Go through the records underneath and write each one out again exactly.

━━ Material for this exercise ━━

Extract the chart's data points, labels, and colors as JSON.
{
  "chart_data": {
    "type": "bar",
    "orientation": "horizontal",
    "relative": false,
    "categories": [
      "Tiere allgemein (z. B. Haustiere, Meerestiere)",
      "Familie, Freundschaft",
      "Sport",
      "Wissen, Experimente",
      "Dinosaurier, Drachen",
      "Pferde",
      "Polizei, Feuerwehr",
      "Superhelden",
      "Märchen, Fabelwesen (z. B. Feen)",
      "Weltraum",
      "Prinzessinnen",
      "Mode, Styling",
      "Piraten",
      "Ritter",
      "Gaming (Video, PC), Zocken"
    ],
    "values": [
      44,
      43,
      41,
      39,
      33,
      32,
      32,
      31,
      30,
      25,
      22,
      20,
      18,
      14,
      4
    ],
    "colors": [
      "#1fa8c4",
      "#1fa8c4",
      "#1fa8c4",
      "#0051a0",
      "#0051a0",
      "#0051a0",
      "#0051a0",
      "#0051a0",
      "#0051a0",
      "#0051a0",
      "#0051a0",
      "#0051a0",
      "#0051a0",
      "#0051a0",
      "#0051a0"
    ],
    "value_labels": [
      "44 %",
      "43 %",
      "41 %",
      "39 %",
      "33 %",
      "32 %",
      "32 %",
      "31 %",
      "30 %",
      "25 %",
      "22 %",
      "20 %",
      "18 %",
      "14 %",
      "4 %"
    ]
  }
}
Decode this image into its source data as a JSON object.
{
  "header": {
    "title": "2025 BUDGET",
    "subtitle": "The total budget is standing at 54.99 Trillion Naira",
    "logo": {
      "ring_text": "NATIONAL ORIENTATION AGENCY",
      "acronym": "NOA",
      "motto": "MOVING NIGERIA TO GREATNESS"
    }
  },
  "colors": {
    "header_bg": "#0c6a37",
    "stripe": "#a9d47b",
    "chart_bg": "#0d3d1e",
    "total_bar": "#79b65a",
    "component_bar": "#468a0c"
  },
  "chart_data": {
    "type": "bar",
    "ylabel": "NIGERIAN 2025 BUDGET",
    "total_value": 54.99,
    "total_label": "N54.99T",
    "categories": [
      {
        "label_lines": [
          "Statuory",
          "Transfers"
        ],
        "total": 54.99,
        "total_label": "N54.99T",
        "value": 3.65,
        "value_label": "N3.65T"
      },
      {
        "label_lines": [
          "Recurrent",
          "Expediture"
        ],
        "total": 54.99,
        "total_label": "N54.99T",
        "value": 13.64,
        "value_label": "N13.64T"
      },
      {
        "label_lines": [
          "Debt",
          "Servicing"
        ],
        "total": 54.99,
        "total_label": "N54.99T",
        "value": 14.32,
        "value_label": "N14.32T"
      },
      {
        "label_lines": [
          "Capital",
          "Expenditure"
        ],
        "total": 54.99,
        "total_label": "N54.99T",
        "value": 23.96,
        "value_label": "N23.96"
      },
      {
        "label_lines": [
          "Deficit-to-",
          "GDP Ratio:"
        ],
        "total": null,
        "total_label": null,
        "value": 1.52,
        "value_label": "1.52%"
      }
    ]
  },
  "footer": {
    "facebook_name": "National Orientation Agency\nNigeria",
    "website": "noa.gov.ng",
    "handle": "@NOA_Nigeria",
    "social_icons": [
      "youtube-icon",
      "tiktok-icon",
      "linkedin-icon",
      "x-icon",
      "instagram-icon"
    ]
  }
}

━━━

**The answer**
Extract the chart's data points, labels, and colors as JSON.
{
  "chart_data": {
    "type": "bar",
    "orientation": "horizontal",
    "relative": false,
    "categories": [
      "Tiere allgemein (z. B. Haustiere, Meerestiere)",
      "Familie, Freundschaft",
      "Sport",
      "Wissen, Experimente",
      "Dinosaurier, Drachen",
      "Pferde",
      "Polizei, Feuerwehr",
      "Superhelden",
      "Märchen, Fabelwesen (z. B. Feen)",
      "Weltraum",
      "Prinzessinnen",
      "Mode, Styling",
      "Piraten",
      "Ritter",
      "Gaming (Video, PC), Zocken"
    ],
    "values": [
      44,
      43,
      41,
      39,
      33,
      32,
      32,
      31,
      30,
      25,
      22,
      20,
      18,
      14,
      4
    ],
    "colors": [
      "#1fa8c4",
      "#1fa8c4",
      "#1fa8c4",
      "#0051a0",
      "#0051a0",
      "#0051a0",
      "#0051a0",
      "#0051a0",
      "#0051a0",
      "#0051a0",
      "#0051a0",
      "#0051a0",
      "#0051a0",
      "#0051a0",
      "#0051a0"
    ],
    "value_labels": [
      "44 %",
      "43 %",
      "41 %",
      "39 %",
      "33 %",
      "32 %",
      "32 %",
      "31 %",
      "30 %",
      "25 %",
      "22 %",
      "20 %",
      "18 %",
      "14 %",
      "4 %"
    ]
  }
}
Decode this image into its source data as a JSON object.
{
  "header": {
    "title": "2025 BUDGET",
    "subtitle": "The total budget is standing at 54.99 Trillion Naira",
    "logo": {
      "ring_text": "NATIONAL ORIENTATION AGENCY",
      "acronym": "NOA",
      "motto": "MOVING NIGERIA TO GREATNESS"
    }
  },
  "colors": {
    "header_bg": "#0c6a37",
    "stripe": "#a9d47b",
    "chart_bg": "#0d3d1e",
    "total_bar": "#79b65a",
    "component_bar": "#468a0c"
  },
  "chart_data": {
    "type": "bar",
    "ylabel": "NIGERIAN 2025 BUDGET",
    "total_value": 54.99,
    "total_label": "N54.99T",
    "categories": [
      {
        "label_lines": [
          "Statuory",
          "Transfers"
        ],
        "total": 54.99,
        "total_label": "N54.99T",
        "value": 3.65,
        "value_label": "N3.65T"
      },
      {
        "label_lines": [
          "Recurrent",
          "Expediture"
        ],
        "total": 54.99,
        "total_label": "N54.99T",
        "value": 13.64,
        "value_label": "N13.64T"
      },
      {
        "label_lines": [
          "Debt",
          "Servicing"
        ],
        "total": 54.99,
        "total_label": "N54.99T",
        "value": 14.32,
        "value_label": "N14.32T"
      },
      {
        "label_lines": [
          "Capital",
          "Expenditure"
        ],
        "total": 54.99,
        "total_label": "N54.99T",
        "value": 23.96,
        "value_label": "N23.96"
      },
      {
        "label_lines": [
          "Deficit-to-",
          "GDP Ratio:"
        ],
        "total": null,
        "total_label": null,
        "value": 1.52,
        "value_label": "1.52%"
      }
    ]
  },
  "footer": {
    "facebook_name": "National Orientation Agency\nNigeria",
    "website": "noa.gov.ng",
    "handle": "@NOA_Nigeria",
    "social_icons": [
      "youtube-icon",
      "tiktok-icon",
      "linkedin-icon",
      "x-icon",
      "instagram-icon"
    ]
  }
}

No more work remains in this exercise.